**PROBLEM TO WORK ON**: Restate the complete material exactly.

──────── SUPPLIED DATA ────────

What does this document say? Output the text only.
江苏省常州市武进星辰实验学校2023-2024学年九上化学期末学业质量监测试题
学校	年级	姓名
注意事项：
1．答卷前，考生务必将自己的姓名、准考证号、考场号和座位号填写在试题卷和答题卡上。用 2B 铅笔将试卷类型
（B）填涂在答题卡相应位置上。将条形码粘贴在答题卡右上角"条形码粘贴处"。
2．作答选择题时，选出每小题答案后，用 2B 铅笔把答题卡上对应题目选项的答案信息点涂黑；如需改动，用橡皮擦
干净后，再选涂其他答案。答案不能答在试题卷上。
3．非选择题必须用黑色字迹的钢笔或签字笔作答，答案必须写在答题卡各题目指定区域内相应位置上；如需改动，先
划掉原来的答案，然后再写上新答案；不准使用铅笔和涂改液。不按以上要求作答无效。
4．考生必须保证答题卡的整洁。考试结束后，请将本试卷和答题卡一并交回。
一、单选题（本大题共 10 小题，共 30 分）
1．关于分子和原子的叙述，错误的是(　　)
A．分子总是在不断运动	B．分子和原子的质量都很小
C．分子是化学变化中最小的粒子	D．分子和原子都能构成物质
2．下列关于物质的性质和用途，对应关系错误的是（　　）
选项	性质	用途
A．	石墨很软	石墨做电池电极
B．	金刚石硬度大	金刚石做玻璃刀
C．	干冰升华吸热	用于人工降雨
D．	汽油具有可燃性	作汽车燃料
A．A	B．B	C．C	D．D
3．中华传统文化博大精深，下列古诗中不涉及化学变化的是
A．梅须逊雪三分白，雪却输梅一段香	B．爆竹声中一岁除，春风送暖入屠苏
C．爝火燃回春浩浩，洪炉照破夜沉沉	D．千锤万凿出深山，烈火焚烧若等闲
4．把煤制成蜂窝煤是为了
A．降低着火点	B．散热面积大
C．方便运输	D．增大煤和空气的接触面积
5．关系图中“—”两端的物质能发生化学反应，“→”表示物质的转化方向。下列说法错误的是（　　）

────────

**OUTPUT FOR THIS EXERCISE**:
What does this document say? Output the text only.
江苏省常州市武进星辰实验学校2023-2024学年九上化学期末学业质量监测试题
学校	年级	姓名
注意事项：
1．答卷前，考生务必将自己的姓名、准考证号、考场号和座位号填写在试题卷和答题卡上。用 2B 铅笔将试卷类型
（B）填涂在答题卡相应位置上。将条形码粘贴在答题卡右上角"条形码粘贴处"。
2．作答选择题时，选出每小题答案后，用 2B 铅笔把答题卡上对应题目选项的答案信息点涂黑；如需改动，用橡皮擦
干净后，再选涂其他答案。答案不能答在试题卷上。
3．非选择题必须用黑色字迹的钢笔或签字笔作答，答案必须写在答题卡各题目指定区域内相应位置上；如需改动，先
划掉原来的答案，然后再写上新答案；不准使用铅笔和涂改液。不按以上要求作答无效。
4．考生必须保证答题卡的整洁。考试结束后，请将本试卷和答题卡一并交回。
一、单选题（本大题共 10 小题，共 30 分）
1．关于分子和原子的叙述，错误的是(　　)
A．分子总是在不断运动	B．分子和原子的质量都很小
C．分子是化学变化中最小的粒子	D．分子和原子都能构成物质
2．下列关于物质的性质和用途，对应关系错误的是（　　）
选项	性质	用途
A．	石墨很软	石墨做电池电极
B．	金刚石硬度大	金刚石做玻璃刀
C．	干冰升华吸热	用于人工降雨
D．	汽油具有可燃性	作汽车燃料
A．A	B．B	C．C	D．D
3．中华传统文化博大精深，下列古诗中不涉及化学变化的是
A．梅须逊雪三分白，雪却输梅一段香	B．爆竹声中一岁除，春风送暖入屠苏
C．爝火燃回春浩浩，洪炉照破夜沉沉	D．千锤万凿出深山，烈火焚烧若等闲
4．把煤制成蜂窝煤是为了
A．降低着火点	B．散热面积大
C．方便运输	D．增大煤和空气的接触面积
5．关系图中“—”两端的物质能发生化学反应，“→”表示物质的转化方向。下列说法错误的是（　　）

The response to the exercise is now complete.